# [What is asked]
Transcribe every entry word for word, leaving out all images.
------
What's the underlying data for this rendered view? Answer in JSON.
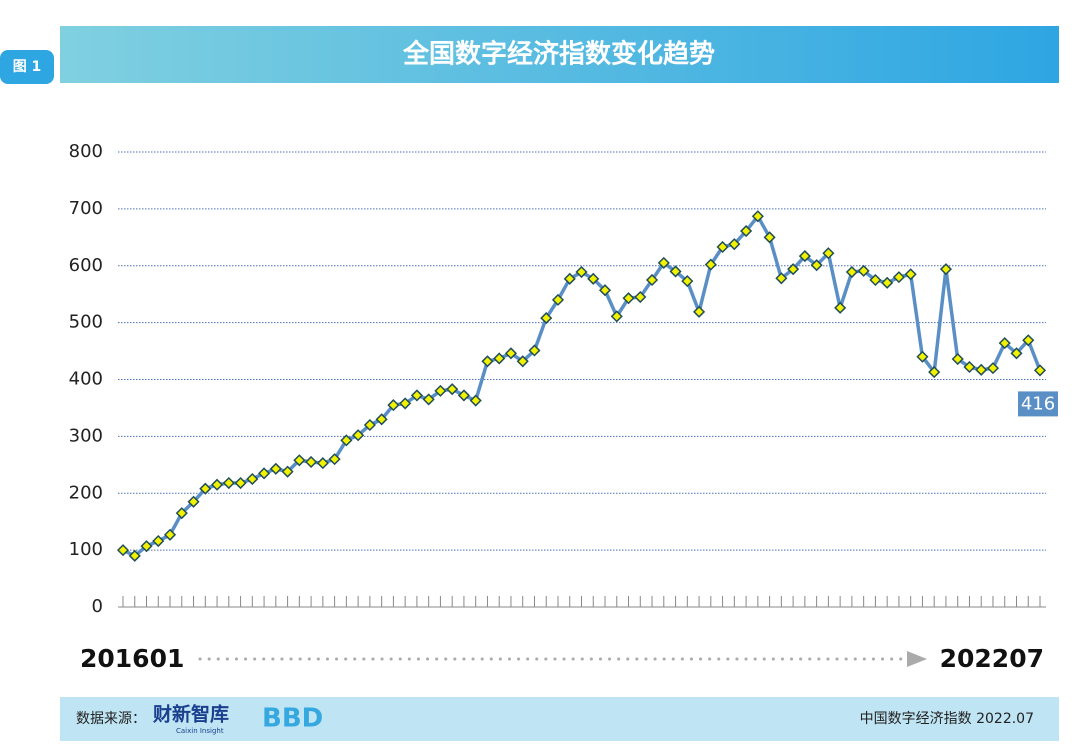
{
  "badge": "图 1",
  "chart_data": {
    "type": "line",
    "title": "全国数字经济指数变化趋势",
    "categories": [
      "201601",
      null,
      null,
      null,
      null,
      null,
      null,
      null,
      null,
      null,
      null,
      null,
      null,
      null,
      null,
      null,
      null,
      null,
      null,
      null,
      null,
      null,
      null,
      null,
      null,
      null,
      null,
      null,
      null,
      null,
      null,
      null,
      null,
      null,
      null,
      null,
      null,
      null,
      null,
      null,
      null,
      null,
      null,
      null,
      null,
      null,
      null,
      null,
      null,
      null,
      null,
      null,
      null,
      null,
      null,
      null,
      null,
      null,
      null,
      null,
      null,
      null,
      null,
      null,
      null,
      null,
      null,
      null,
      null,
      null,
      null,
      null,
      null,
      null,
      null,
      null,
      null,
      null,
      "202207"
    ],
    "series": [
      {
        "color": "#5a8fc6",
        "marker_fill": "#f2f200",
        "marker_stroke": "#1f4d5a",
        "values": [
          100,
          90,
          107,
          116,
          127,
          165,
          185,
          208,
          215,
          218,
          218,
          225,
          235,
          243,
          238,
          258,
          255,
          253,
          260,
          293,
          302,
          320,
          330,
          355,
          358,
          372,
          365,
          380,
          383,
          372,
          363,
          432,
          437,
          446,
          432,
          451,
          508,
          540,
          577,
          589,
          577,
          557,
          511,
          543,
          545,
          575,
          605,
          590,
          573,
          519,
          602,
          633,
          638,
          661,
          687,
          650,
          578,
          594,
          617,
          601,
          622,
          526,
          589,
          591,
          575,
          570,
          580,
          585,
          440,
          413,
          594,
          436,
          422,
          417,
          420,
          464,
          446,
          469,
          416
        ],
        "value_labels": [
          null,
          null,
          null,
          null,
          null,
          null,
          null,
          null,
          null,
          null,
          null,
          null,
          null,
          null,
          null,
          null,
          null,
          null,
          null,
          null,
          null,
          null,
          null,
          null,
          null,
          null,
          null,
          null,
          null,
          null,
          null,
          null,
          null,
          null,
          null,
          null,
          null,
          null,
          null,
          null,
          null,
          null,
          null,
          null,
          null,
          null,
          null,
          null,
          null,
          null,
          null,
          null,
          null,
          null,
          null,
          null,
          null,
          null,
          null,
          null,
          null,
          null,
          null,
          null,
          null,
          null,
          null,
          null,
          null,
          null,
          null,
          null,
          null,
          null,
          null,
          null,
          null,
          null,
          "416"
        ]
      }
    ],
    "ylim": [
      0,
      800
    ],
    "yticks": [
      0,
      100,
      200,
      300,
      400,
      500,
      600,
      700,
      800
    ],
    "grid": true
  },
  "footer": {
    "source_label": "数据来源：",
    "brand": "财新智库",
    "brand_en": "Caixin Insight",
    "logo": "BBD",
    "note": "中国数字经济指数 2022.07"
  }
}
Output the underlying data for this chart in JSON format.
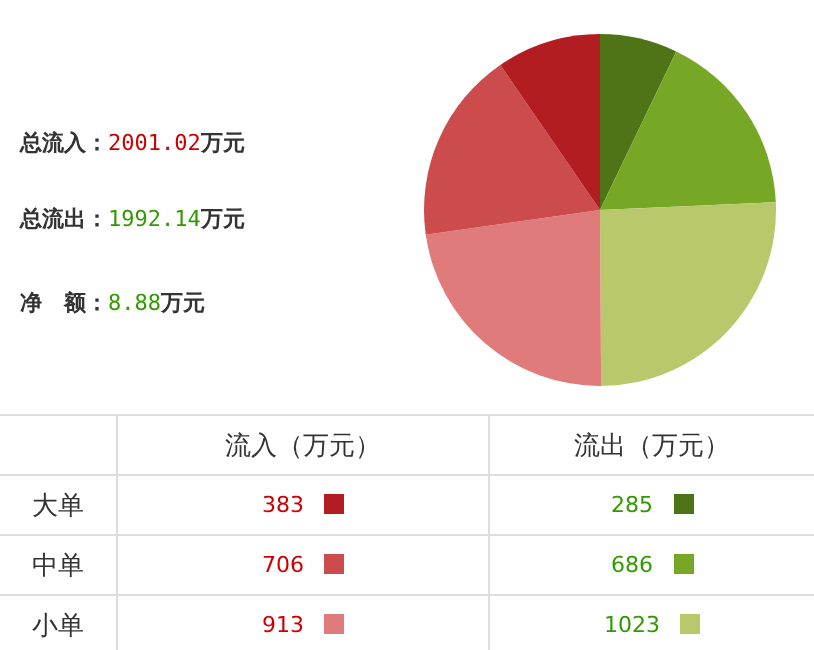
{
  "chart_data": {
    "type": "pie",
    "categories": [
      "383",
      "706",
      "913",
      "285",
      "686",
      "1023"
    ],
    "values": [
      383,
      706,
      913,
      285,
      686,
      1023
    ],
    "colors": [
      "#b21d22",
      "#cc4b4d",
      "#e07b7b",
      "#4f7417",
      "#76a826",
      "#b9c86a"
    ],
    "legend": "bottom",
    "annotations": [
      "总流入：2001.02万元",
      "总流出：1992.14万元",
      "净　额：8.88万元",
      "流入（万元）",
      "流出（万元）",
      "大单",
      "中单",
      "小单"
    ]
  }
}
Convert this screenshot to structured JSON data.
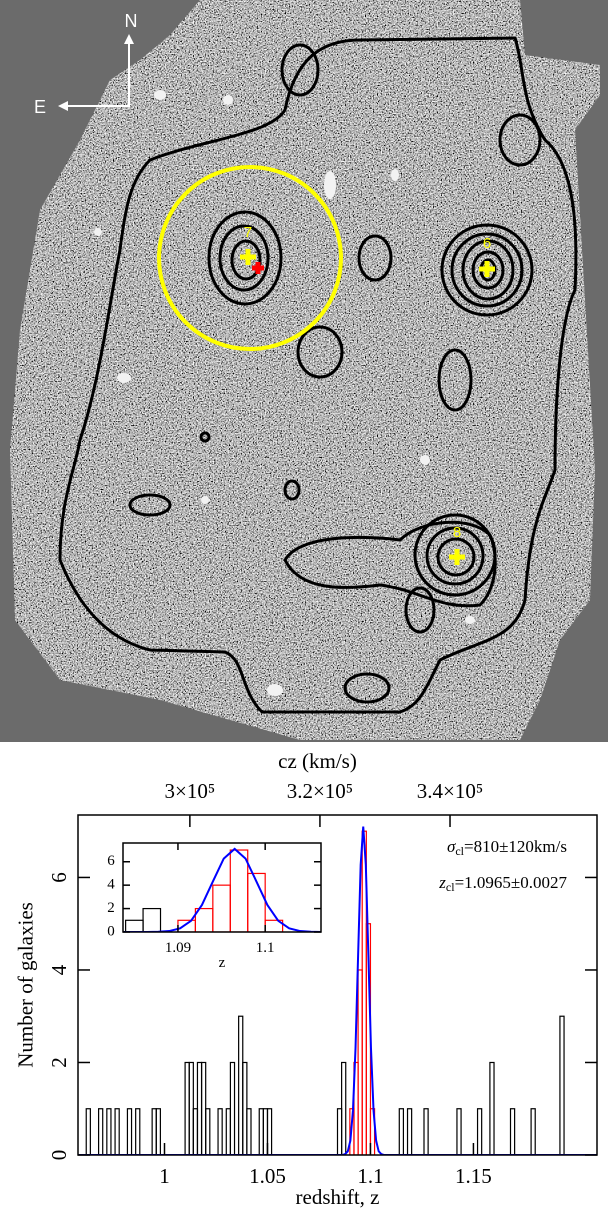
{
  "image": {
    "compass": {
      "north": "N",
      "east": "E"
    },
    "cluster_labels": [
      "7",
      "6",
      "8"
    ]
  },
  "chart_data": [
    {
      "type": "histogram",
      "x_label": "redshift, z",
      "y_label": "Number of galaxies",
      "x2_label": "cz (km/s)",
      "xlim": [
        0.958,
        1.21
      ],
      "ylim": [
        0,
        7.35
      ],
      "x2lim": [
        282800,
        362600
      ],
      "xticks": [
        1,
        1.05,
        1.1,
        1.15
      ],
      "yticks": [
        0,
        2,
        4,
        6
      ],
      "x2ticks": [
        {
          "value": 300000,
          "label": "3×10⁵"
        },
        {
          "value": 320000,
          "label": "3.2×10⁵"
        },
        {
          "value": 340000,
          "label": "3.4×10⁵"
        }
      ],
      "bin_width": 0.002,
      "series": [
        {
          "color": "#000000",
          "x": [
            0.962,
            0.968,
            0.972,
            0.976,
            0.982,
            0.986,
            0.994,
            0.996,
            1.01,
            1.012,
            1.014,
            1.016,
            1.018,
            1.02,
            1.026,
            1.03,
            1.032,
            1.036,
            1.038,
            1.04,
            1.046,
            1.048,
            1.05,
            1.084,
            1.086,
            1.114,
            1.118,
            1.126,
            1.142,
            1.152,
            1.158,
            1.168,
            1.178,
            1.192
          ],
          "values": [
            1,
            1,
            1,
            1,
            1,
            1,
            1,
            1,
            2,
            2,
            1,
            2,
            2,
            1,
            1,
            1,
            2,
            3,
            2,
            1,
            1,
            1,
            1,
            1,
            2,
            1,
            1,
            1,
            1,
            1,
            2,
            1,
            1,
            3
          ]
        },
        {
          "color": "#ff0000",
          "x": [
            1.09,
            1.092,
            1.094,
            1.096,
            1.098,
            1.1
          ],
          "values": [
            1,
            2,
            4,
            7,
            5,
            1
          ]
        }
      ],
      "curve": {
        "color": "#0000ff",
        "x": [
          0.958,
          1.0865,
          1.08775,
          1.089,
          1.09025,
          1.0915,
          1.09275,
          1.094,
          1.09525,
          1.0965,
          1.09775,
          1.099,
          1.10025,
          1.1015,
          1.10275,
          1.104,
          1.10525,
          1.1065,
          1.21
        ],
        "values": [
          0,
          0,
          0.02,
          0.08,
          0.31,
          0.96,
          2.31,
          4.31,
          6.27,
          7.1,
          6.27,
          4.31,
          2.31,
          0.96,
          0.31,
          0.08,
          0.02,
          0,
          0
        ]
      },
      "annotations": [
        {
          "symbol": "σ",
          "subscript": "cl",
          "text": "=810±120km/s"
        },
        {
          "symbol": "z",
          "subscript": "cl",
          "text": "=1.0965±0.0027"
        }
      ]
    },
    {
      "type": "histogram",
      "x_label": "z",
      "xlim": [
        1.0837,
        1.1064
      ],
      "ylim": [
        0,
        7.6
      ],
      "xticks": [
        1.09,
        1.1
      ],
      "yticks": [
        0,
        2,
        4,
        6
      ],
      "bin_width": 0.002,
      "series": [
        {
          "color": "#000000",
          "x": [
            1.084,
            1.086
          ],
          "values": [
            1,
            2
          ]
        },
        {
          "color": "#ff0000",
          "x": [
            1.09,
            1.092,
            1.094,
            1.096,
            1.098,
            1.1
          ],
          "values": [
            1,
            2,
            4,
            7,
            5,
            1
          ]
        }
      ],
      "curve": {
        "color": "#0000ff",
        "x": [
          1.0837,
          1.0865,
          1.08775,
          1.089,
          1.09025,
          1.0915,
          1.09275,
          1.094,
          1.09525,
          1.0965,
          1.09775,
          1.099,
          1.10025,
          1.1015,
          1.10275,
          1.104,
          1.10525,
          1.1065
        ],
        "values": [
          0,
          0,
          0.02,
          0.08,
          0.31,
          0.96,
          2.31,
          4.31,
          6.27,
          7.1,
          6.27,
          4.31,
          2.31,
          0.96,
          0.31,
          0.08,
          0.02,
          0
        ]
      }
    }
  ]
}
------
# [Exercise response]
What's the underlying data for this rendered view? Answer in JSON.
{
  "badge": "图 1",
  "chart_data": {
    "type": "line",
    "title": "全国数字经济指数变化趋势",
    "categories": [
      "201601",
      null,
      null,
      null,
      null,
      null,
      null,
      null,
      null,
      null,
      null,
      null,
      null,
      null,
      null,
      null,
      null,
      null,
      null,
      null,
      null,
      null,
      null,
      null,
      null,
      null,
      null,
      null,
      null,
      null,
      null,
      null,
      null,
      null,
      null,
      null,
      null,
      null,
      null,
      null,
      null,
      null,
      null,
      null,
      null,
      null,
      null,
      null,
      null,
      null,
      null,
      null,
      null,
      null,
      null,
      null,
      null,
      null,
      null,
      null,
      null,
      null,
      null,
      null,
      null,
      null,
      null,
      null,
      null,
      null,
      null,
      null,
      null,
      null,
      null,
      null,
      null,
      null,
      "202207"
    ],
    "series": [
      {
        "color": "#5a8fc6",
        "marker_fill": "#f2f200",
        "marker_stroke": "#1f4d5a",
        "values": [
          100,
          90,
          107,
          116,
          127,
          165,
          185,
          208,
          215,
          218,
          218,
          225,
          235,
          243,
          238,
          258,
          255,
          253,
          260,
          293,
          302,
          320,
          330,
          355,
          358,
          372,
          365,
          380,
          383,
          372,
          363,
          432,
          437,
          446,
          432,
          451,
          508,
          540,
          577,
          589,
          577,
          557,
          511,
          543,
          545,
          575,
          605,
          590,
          573,
          519,
          602,
          633,
          638,
          661,
          687,
          650,
          578,
          594,
          617,
          601,
          622,
          526,
          589,
          591,
          575,
          570,
          580,
          585,
          440,
          413,
          594,
          436,
          422,
          417,
          420,
          464,
          446,
          469,
          416
        ],
        "value_labels": [
          null,
          null,
          null,
          null,
          null,
          null,
          null,
          null,
          null,
          null,
          null,
          null,
          null,
          null,
          null,
          null,
          null,
          null,
          null,
          null,
          null,
          null,
          null,
          null,
          null,
          null,
          null,
          null,
          null,
          null,
          null,
          null,
          null,
          null,
          null,
          null,
          null,
          null,
          null,
          null,
          null,
          null,
          null,
          null,
          null,
          null,
          null,
          null,
          null,
          null,
          null,
          null,
          null,
          null,
          null,
          null,
          null,
          null,
          null,
          null,
          null,
          null,
          null,
          null,
          null,
          null,
          null,
          null,
          null,
          null,
          null,
          null,
          null,
          null,
          null,
          null,
          null,
          null,
          "416"
        ]
      }
    ],
    "ylim": [
      0,
      800
    ],
    "yticks": [
      0,
      100,
      200,
      300,
      400,
      500,
      600,
      700,
      800
    ],
    "grid": true
  },
  "footer": {
    "source_label": "数据来源：",
    "brand": "财新智库",
    "brand_en": "Caixin Insight",
    "logo": "BBD",
    "note": "中国数字经济指数 2022.07"
  }
}
Output the underlying data for this chart in JSON format.
{
  "chart_data": {
    "type": "pie",
    "categories": [
      "383",
      "706",
      "913",
      "285",
      "686",
      "1023"
    ],
    "values": [
      383,
      706,
      913,
      285,
      686,
      1023
    ],
    "colors": [
      "#b21d22",
      "#cc4b4d",
      "#e07b7b",
      "#4f7417",
      "#76a826",
      "#b9c86a"
    ],
    "legend": "bottom",
    "annotations": [
      "总流入：2001.02万元",
      "总流出：1992.14万元",
      "净　额：8.88万元",
      "流入（万元）",
      "流出（万元）",
      "大单",
      "中单",
      "小单"
    ]
  }
}
Convert this screenshot to structured JSON data.
{
  "image": {
    "compass": {
      "north": "N",
      "east": "E"
    },
    "cluster_labels": [
      "7",
      "6",
      "8"
    ]
  },
  "chart_data": [
    {
      "type": "histogram",
      "x_label": "redshift, z",
      "y_label": "Number of galaxies",
      "x2_label": "cz (km/s)",
      "xlim": [
        0.958,
        1.21
      ],
      "ylim": [
        0,
        7.35
      ],
      "x2lim": [
        282800,
        362600
      ],
      "xticks": [
        1,
        1.05,
        1.1,
        1.15
      ],
      "yticks": [
        0,
        2,
        4,
        6
      ],
      "x2ticks": [
        {
          "value": 300000,
          "label": "3×10⁵"
        },
        {
          "value": 320000,
          "label": "3.2×10⁵"
        },
        {
          "value": 340000,
          "label": "3.4×10⁵"
        }
      ],
      "bin_width": 0.002,
      "series": [
        {
          "color": "#000000",
          "x": [
            0.962,
            0.968,
            0.972,
            0.976,
            0.982,
            0.986,
            0.994,
            0.996,
            1.01,
            1.012,
            1.014,
            1.016,
            1.018,
            1.02,
            1.026,
            1.03,
            1.032,
            1.036,
            1.038,
            1.04,
            1.046,
            1.048,
            1.05,
            1.084,
            1.086,
            1.114,
            1.118,
            1.126,
            1.142,
            1.152,
            1.158,
            1.168,
            1.178,
            1.192
          ],
          "values": [
            1,
            1,
            1,
            1,
            1,
            1,
            1,
            1,
            2,
            2,
            1,
            2,
            2,
            1,
            1,
            1,
            2,
            3,
            2,
            1,
            1,
            1,
            1,
            1,
            2,
            1,
            1,
            1,
            1,
            1,
            2,
            1,
            1,
            3
          ]
        },
        {
          "color": "#ff0000",
          "x": [
            1.09,
            1.092,
            1.094,
            1.096,
            1.098,
            1.1
          ],
          "values": [
            1,
            2,
            4,
            7,
            5,
            1
          ]
        }
      ],
      "curve": {
        "color": "#0000ff",
        "x": [
          0.958,
          1.0865,
          1.08775,
          1.089,
          1.09025,
          1.0915,
          1.09275,
          1.094,
          1.09525,
          1.0965,
          1.09775,
          1.099,
          1.10025,
          1.1015,
          1.10275,
          1.104,
          1.10525,
          1.1065,
          1.21
        ],
        "values": [
          0,
          0,
          0.02,
          0.08,
          0.31,
          0.96,
          2.31,
          4.31,
          6.27,
          7.1,
          6.27,
          4.31,
          2.31,
          0.96,
          0.31,
          0.08,
          0.02,
          0,
          0
        ]
      },
      "annotations": [
        {
          "symbol": "σ",
          "subscript": "cl",
          "text": "=810±120km/s"
        },
        {
          "symbol": "z",
          "subscript": "cl",
          "text": "=1.0965±0.0027"
        }
      ]
    },
    {
      "type": "histogram",
      "x_label": "z",
      "xlim": [
        1.0837,
        1.1064
      ],
      "ylim": [
        0,
        7.6
      ],
      "xticks": [
        1.09,
        1.1
      ],
      "yticks": [
        0,
        2,
        4,
        6
      ],
      "bin_width": 0.002,
      "series": [
        {
          "color": "#000000",
          "x": [
            1.084,
            1.086
          ],
          "values": [
            1,
            2
          ]
        },
        {
          "color": "#ff0000",
          "x": [
            1.09,
            1.092,
            1.094,
            1.096,
            1.098,
            1.1
          ],
          "values": [
            1,
            2,
            4,
            7,
            5,
            1
          ]
        }
      ],
      "curve": {
        "color": "#0000ff",
        "x": [
          1.0837,
          1.0865,
          1.08775,
          1.089,
          1.09025,
          1.0915,
          1.09275,
          1.094,
          1.09525,
          1.0965,
          1.09775,
          1.099,
          1.10025,
          1.1015,
          1.10275,
          1.104,
          1.10525,
          1.1065
        ],
        "values": [
          0,
          0,
          0.02,
          0.08,
          0.31,
          0.96,
          2.31,
          4.31,
          6.27,
          7.1,
          6.27,
          4.31,
          2.31,
          0.96,
          0.31,
          0.08,
          0.02,
          0
        ]
      }
    }
  ]
}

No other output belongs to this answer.